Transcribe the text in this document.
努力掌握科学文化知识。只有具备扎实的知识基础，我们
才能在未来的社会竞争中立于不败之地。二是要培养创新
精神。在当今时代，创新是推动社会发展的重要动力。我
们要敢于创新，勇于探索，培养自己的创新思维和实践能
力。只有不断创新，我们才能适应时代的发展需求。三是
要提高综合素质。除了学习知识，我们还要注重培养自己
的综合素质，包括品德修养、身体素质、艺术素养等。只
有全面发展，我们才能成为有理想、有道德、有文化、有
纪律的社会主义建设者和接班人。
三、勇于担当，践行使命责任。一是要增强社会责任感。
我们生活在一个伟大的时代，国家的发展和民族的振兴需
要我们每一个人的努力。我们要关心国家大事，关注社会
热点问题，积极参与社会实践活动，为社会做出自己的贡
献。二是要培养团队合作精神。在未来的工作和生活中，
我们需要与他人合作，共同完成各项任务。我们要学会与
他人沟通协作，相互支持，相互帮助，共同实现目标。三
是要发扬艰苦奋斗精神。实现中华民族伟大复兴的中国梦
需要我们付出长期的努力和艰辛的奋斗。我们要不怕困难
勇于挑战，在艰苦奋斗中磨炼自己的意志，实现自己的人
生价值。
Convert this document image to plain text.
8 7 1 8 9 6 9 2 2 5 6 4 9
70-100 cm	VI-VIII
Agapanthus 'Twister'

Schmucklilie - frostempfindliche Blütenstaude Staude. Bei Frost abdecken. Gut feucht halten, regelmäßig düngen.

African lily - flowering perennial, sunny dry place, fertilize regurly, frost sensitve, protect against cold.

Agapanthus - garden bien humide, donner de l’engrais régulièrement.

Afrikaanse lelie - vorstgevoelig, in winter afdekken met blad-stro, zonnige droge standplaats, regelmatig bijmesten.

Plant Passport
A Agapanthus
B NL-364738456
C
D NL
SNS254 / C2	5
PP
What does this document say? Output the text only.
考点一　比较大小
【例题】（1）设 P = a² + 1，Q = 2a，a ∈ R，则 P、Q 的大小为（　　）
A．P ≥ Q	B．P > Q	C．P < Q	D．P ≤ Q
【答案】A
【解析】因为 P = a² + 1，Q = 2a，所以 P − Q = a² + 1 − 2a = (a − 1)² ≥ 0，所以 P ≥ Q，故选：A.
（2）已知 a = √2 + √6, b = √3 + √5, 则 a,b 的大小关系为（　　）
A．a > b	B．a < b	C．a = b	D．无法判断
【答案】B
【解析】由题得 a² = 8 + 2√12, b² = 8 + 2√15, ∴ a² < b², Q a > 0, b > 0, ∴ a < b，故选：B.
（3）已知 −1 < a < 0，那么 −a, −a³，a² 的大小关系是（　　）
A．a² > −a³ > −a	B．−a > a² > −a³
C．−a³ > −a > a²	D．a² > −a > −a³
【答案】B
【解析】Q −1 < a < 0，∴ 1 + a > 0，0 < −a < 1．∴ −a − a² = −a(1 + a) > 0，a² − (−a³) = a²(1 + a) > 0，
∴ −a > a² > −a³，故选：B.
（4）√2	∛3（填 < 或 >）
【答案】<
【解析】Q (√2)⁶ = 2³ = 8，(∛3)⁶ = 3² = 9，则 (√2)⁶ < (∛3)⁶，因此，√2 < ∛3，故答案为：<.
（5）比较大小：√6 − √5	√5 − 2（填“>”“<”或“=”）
——————————
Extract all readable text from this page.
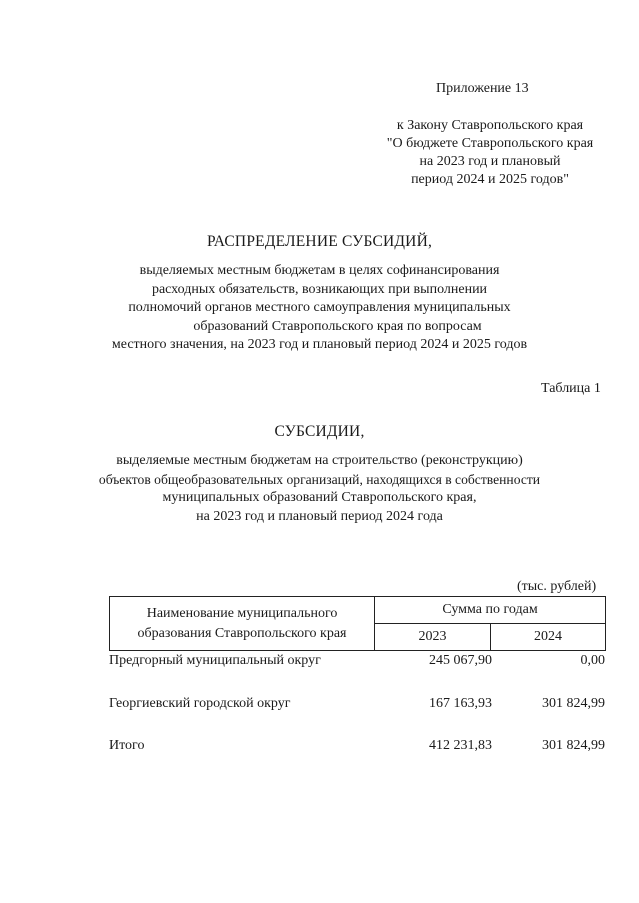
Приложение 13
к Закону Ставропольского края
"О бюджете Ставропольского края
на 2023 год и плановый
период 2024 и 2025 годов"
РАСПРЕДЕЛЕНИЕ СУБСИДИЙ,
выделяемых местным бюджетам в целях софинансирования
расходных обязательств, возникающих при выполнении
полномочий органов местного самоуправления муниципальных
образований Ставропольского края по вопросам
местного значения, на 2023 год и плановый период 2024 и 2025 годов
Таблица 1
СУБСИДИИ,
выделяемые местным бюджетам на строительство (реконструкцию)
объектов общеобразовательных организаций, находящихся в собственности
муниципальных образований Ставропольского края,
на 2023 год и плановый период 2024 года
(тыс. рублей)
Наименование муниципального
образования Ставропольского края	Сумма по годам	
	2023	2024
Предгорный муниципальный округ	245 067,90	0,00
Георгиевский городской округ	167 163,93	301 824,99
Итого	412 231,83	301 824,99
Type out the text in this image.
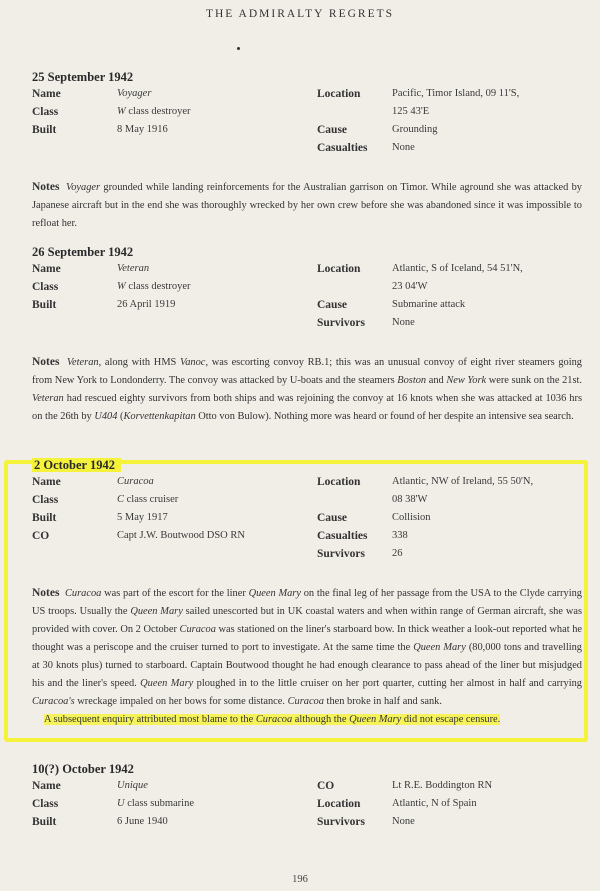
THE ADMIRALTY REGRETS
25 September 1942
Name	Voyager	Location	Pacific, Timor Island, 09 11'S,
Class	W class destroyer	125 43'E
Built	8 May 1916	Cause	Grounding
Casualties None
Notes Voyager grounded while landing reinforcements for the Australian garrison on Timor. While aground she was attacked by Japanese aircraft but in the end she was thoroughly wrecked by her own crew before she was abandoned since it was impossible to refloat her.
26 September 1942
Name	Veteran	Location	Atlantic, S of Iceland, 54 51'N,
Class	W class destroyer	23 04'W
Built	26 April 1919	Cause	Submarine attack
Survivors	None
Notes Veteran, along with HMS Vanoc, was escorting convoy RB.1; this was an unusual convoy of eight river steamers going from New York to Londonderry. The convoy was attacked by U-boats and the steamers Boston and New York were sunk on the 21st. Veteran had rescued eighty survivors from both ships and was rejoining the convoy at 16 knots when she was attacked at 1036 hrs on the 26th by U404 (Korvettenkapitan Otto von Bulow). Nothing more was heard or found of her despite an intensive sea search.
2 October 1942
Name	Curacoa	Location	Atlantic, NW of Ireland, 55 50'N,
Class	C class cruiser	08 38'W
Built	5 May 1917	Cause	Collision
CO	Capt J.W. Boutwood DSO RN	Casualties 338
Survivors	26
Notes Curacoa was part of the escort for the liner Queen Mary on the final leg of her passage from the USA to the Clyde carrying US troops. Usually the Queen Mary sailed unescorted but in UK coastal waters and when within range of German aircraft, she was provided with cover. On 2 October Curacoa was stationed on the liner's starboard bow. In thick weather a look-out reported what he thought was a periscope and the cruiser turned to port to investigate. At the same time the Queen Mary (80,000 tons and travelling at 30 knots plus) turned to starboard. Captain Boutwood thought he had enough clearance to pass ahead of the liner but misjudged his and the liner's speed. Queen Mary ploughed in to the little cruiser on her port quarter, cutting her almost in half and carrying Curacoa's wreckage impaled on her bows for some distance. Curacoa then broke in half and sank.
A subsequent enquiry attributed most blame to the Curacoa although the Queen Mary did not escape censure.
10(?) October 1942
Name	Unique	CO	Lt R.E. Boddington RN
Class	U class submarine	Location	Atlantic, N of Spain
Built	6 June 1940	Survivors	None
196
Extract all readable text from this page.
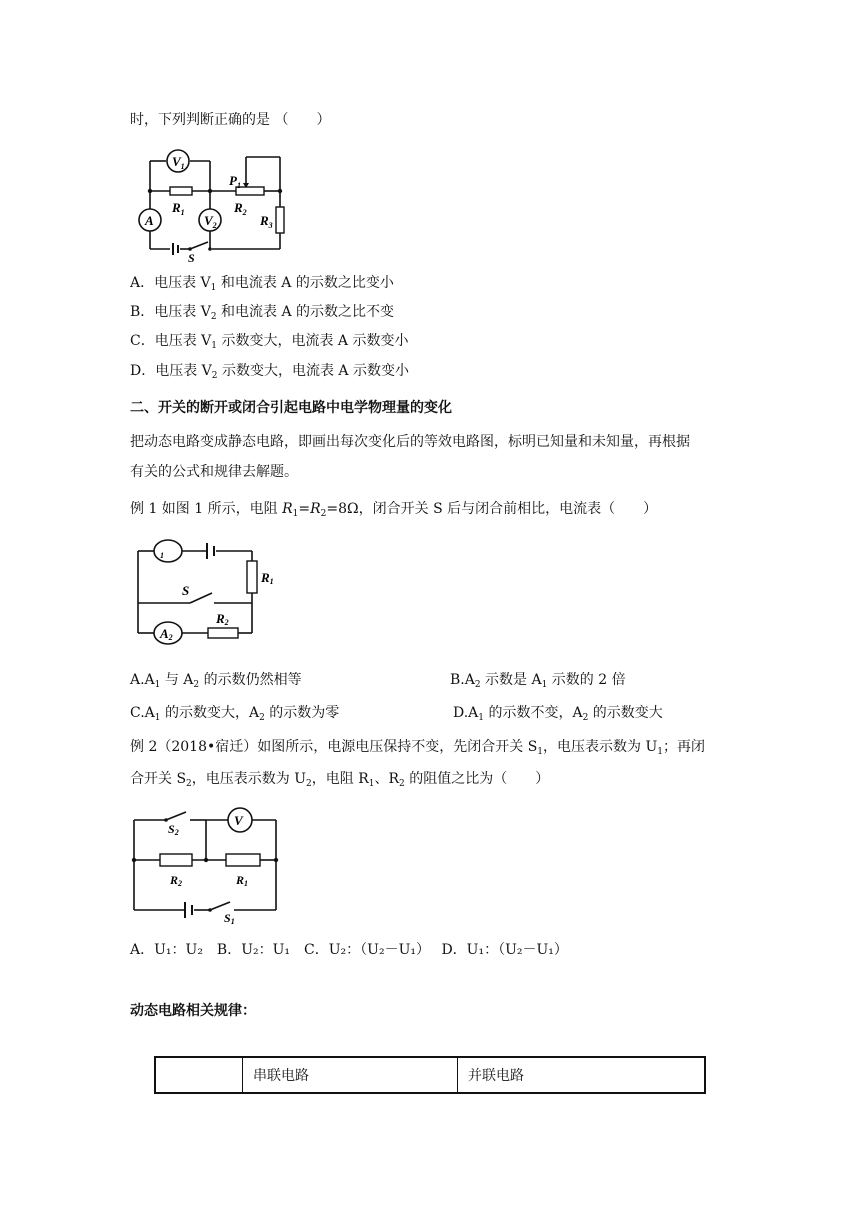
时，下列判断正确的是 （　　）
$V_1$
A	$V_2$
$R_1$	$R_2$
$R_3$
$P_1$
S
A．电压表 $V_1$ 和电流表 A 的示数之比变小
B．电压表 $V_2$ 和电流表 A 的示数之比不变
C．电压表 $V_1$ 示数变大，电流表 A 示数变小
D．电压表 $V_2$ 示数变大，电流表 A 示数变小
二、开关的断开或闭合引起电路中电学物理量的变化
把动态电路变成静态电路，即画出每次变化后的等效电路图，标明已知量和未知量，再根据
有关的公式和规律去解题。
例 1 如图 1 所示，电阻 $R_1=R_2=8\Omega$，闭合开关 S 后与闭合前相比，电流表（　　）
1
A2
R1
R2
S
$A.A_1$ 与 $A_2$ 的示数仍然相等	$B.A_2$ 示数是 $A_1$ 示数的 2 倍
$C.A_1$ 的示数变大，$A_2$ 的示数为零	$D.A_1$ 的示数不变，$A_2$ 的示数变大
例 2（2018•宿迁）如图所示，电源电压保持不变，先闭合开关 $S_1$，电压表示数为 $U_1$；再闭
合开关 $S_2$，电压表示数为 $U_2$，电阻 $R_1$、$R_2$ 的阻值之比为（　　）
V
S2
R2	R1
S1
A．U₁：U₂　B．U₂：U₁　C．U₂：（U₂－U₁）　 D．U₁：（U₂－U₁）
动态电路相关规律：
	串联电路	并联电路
——————————
__YOUR GOAL__. Which lines hold the word "Class"? Return all of them from the records above.

__SOLUTION FOR THIS EXERCISE__.
Class	W class destroyer	125 43'E
Class	W class destroyer	23 04'W
Class	C class cruiser	08 38'W
Class	U class submarine	Location	Atlantic, N of Spain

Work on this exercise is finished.